§ **What the exercise asks**
Only lines with the string "الثانی" matter here; gather them from the material below.
== == ==
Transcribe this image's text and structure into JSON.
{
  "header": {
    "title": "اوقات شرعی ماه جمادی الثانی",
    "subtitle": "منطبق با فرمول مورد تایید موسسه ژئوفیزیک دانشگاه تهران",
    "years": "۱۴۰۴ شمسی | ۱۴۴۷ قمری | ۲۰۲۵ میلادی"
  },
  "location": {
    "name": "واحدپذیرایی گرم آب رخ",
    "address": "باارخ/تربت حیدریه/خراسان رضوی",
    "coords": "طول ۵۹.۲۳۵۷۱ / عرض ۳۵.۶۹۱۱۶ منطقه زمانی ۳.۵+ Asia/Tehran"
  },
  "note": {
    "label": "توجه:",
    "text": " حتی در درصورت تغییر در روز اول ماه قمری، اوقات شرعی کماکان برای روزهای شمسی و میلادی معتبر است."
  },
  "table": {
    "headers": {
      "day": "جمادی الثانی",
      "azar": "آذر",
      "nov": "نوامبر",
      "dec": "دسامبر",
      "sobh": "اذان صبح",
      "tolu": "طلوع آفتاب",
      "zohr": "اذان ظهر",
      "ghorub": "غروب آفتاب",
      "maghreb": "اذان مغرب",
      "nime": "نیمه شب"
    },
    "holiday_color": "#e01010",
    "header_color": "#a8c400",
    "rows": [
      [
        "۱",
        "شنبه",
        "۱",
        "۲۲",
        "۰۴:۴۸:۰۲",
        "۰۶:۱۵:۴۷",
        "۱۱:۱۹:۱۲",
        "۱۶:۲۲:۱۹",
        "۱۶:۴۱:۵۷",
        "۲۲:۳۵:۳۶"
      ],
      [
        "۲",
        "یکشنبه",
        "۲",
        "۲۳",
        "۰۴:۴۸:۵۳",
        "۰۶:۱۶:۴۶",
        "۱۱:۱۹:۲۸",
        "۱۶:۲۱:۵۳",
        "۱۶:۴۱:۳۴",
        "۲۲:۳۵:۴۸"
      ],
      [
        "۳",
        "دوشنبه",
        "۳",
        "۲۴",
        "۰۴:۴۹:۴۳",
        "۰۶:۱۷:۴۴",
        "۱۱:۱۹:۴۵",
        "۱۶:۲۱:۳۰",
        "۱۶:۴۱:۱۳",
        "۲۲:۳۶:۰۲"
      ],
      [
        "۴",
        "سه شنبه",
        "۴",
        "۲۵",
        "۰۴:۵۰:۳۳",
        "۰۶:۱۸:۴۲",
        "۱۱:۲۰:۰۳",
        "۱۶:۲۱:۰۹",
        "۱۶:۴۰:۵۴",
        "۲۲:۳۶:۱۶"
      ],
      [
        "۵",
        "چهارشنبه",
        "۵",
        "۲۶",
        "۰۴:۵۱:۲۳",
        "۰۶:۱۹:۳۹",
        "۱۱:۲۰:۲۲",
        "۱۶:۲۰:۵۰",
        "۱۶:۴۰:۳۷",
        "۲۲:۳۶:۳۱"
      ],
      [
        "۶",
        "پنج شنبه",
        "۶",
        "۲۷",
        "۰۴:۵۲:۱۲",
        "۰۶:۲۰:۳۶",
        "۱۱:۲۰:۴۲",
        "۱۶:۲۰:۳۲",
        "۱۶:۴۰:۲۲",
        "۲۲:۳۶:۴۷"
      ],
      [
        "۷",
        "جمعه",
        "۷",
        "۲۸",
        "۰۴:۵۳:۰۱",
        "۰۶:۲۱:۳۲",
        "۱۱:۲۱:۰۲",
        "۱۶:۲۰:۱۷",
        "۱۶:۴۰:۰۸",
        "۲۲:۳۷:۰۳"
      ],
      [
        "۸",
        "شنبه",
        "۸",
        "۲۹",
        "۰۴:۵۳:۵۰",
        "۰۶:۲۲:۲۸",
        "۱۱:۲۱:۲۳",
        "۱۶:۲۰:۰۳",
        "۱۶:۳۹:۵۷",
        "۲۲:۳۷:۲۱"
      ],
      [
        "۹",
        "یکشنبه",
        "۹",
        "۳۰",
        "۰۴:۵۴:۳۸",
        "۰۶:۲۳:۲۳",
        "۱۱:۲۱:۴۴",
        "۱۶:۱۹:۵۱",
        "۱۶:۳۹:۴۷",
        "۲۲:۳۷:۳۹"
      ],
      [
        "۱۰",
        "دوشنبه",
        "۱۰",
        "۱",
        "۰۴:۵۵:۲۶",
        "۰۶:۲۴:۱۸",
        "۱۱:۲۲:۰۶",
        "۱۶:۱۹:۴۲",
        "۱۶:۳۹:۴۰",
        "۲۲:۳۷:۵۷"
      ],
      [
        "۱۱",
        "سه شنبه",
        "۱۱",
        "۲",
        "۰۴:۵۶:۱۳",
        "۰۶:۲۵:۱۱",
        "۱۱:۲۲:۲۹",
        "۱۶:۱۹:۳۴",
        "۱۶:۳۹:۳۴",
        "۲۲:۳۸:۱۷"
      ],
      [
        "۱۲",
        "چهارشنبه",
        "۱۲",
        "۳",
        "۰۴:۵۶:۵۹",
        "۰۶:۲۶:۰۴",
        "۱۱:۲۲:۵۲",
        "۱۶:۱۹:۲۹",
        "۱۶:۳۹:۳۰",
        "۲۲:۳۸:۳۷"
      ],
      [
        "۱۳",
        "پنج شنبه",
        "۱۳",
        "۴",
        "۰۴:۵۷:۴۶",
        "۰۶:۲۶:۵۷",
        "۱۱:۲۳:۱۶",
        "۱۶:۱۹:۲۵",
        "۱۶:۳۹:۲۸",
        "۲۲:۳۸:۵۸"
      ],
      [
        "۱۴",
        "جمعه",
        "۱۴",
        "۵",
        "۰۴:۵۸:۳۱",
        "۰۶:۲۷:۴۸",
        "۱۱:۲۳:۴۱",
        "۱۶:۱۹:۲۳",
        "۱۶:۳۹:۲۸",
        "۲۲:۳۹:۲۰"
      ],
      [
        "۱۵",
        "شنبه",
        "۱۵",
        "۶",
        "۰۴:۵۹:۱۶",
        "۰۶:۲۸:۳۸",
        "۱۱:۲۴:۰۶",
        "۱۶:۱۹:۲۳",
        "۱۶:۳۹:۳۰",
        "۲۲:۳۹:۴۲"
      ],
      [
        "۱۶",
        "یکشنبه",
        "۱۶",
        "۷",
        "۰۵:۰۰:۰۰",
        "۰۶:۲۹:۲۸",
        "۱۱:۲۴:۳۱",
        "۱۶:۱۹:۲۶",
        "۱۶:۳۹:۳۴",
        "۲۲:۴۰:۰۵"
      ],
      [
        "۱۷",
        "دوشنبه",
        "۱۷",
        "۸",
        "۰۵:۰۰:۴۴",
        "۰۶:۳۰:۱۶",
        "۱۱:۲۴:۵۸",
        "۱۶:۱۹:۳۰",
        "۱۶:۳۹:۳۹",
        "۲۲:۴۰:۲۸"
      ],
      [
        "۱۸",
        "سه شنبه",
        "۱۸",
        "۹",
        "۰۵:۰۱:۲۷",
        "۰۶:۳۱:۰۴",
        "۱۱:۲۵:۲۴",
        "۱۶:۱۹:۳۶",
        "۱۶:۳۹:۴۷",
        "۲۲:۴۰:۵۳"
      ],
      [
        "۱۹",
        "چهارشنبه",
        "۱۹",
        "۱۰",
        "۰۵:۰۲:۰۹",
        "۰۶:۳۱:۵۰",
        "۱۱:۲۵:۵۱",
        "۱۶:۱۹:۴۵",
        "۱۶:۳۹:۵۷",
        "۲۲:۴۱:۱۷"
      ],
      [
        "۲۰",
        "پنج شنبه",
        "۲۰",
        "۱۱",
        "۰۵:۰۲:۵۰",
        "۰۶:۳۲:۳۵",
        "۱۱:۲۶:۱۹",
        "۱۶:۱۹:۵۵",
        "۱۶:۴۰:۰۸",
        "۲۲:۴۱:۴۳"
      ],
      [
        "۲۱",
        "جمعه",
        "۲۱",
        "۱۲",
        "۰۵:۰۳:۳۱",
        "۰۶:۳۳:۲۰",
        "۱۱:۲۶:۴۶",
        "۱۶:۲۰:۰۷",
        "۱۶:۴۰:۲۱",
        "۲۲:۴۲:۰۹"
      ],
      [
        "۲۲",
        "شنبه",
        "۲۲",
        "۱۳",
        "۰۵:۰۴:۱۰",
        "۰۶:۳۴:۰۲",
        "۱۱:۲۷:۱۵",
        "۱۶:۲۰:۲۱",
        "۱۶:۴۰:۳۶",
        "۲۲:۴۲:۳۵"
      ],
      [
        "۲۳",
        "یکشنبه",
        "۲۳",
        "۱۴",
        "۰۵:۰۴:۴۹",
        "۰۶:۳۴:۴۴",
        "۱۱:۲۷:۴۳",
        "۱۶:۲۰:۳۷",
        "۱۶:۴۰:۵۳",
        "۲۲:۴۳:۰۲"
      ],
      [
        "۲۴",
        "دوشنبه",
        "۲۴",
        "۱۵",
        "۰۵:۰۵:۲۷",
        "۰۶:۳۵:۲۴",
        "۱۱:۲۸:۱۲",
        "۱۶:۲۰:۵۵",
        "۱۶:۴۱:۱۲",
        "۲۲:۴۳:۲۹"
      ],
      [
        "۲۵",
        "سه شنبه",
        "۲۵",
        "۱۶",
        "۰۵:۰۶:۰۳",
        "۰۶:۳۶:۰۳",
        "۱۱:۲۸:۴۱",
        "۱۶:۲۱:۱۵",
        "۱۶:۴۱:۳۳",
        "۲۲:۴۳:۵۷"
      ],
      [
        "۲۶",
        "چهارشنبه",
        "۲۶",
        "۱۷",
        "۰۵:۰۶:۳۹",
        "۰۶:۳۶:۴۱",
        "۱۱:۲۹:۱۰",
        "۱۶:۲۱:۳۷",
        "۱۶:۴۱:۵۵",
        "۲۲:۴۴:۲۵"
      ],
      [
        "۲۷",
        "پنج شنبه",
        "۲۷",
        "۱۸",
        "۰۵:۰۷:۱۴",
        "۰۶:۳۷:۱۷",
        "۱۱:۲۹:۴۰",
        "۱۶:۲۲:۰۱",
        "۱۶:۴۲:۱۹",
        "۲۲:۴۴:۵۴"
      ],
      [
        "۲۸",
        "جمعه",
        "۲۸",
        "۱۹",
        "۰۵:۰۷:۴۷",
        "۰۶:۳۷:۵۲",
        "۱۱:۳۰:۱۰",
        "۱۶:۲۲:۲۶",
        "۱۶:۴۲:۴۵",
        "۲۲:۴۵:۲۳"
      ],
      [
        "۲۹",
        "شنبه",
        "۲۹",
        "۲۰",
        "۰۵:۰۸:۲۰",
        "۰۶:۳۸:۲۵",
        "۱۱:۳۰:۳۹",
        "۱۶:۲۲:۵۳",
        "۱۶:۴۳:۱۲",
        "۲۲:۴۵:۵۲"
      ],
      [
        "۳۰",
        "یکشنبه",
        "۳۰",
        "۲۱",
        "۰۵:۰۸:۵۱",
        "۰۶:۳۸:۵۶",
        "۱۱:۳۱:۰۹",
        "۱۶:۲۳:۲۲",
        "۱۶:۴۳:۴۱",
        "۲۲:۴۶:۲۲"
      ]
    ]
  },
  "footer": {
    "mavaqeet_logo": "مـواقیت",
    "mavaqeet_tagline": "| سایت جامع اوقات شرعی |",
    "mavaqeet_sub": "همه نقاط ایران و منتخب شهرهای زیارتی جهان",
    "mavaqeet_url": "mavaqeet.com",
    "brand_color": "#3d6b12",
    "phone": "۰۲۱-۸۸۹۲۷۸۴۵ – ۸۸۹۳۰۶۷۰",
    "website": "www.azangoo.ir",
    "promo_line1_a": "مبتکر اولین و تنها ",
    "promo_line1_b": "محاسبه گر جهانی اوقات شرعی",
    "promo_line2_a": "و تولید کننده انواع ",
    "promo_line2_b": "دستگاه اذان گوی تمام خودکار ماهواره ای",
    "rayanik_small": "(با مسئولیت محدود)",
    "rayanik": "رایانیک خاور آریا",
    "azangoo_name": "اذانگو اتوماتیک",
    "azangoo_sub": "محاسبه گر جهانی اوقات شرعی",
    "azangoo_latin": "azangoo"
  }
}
== == ==
§ **Solved exercise**
    "title": "اوقات شرعی ماه جمادی الثانی",
      "day": "جمادی الثانی",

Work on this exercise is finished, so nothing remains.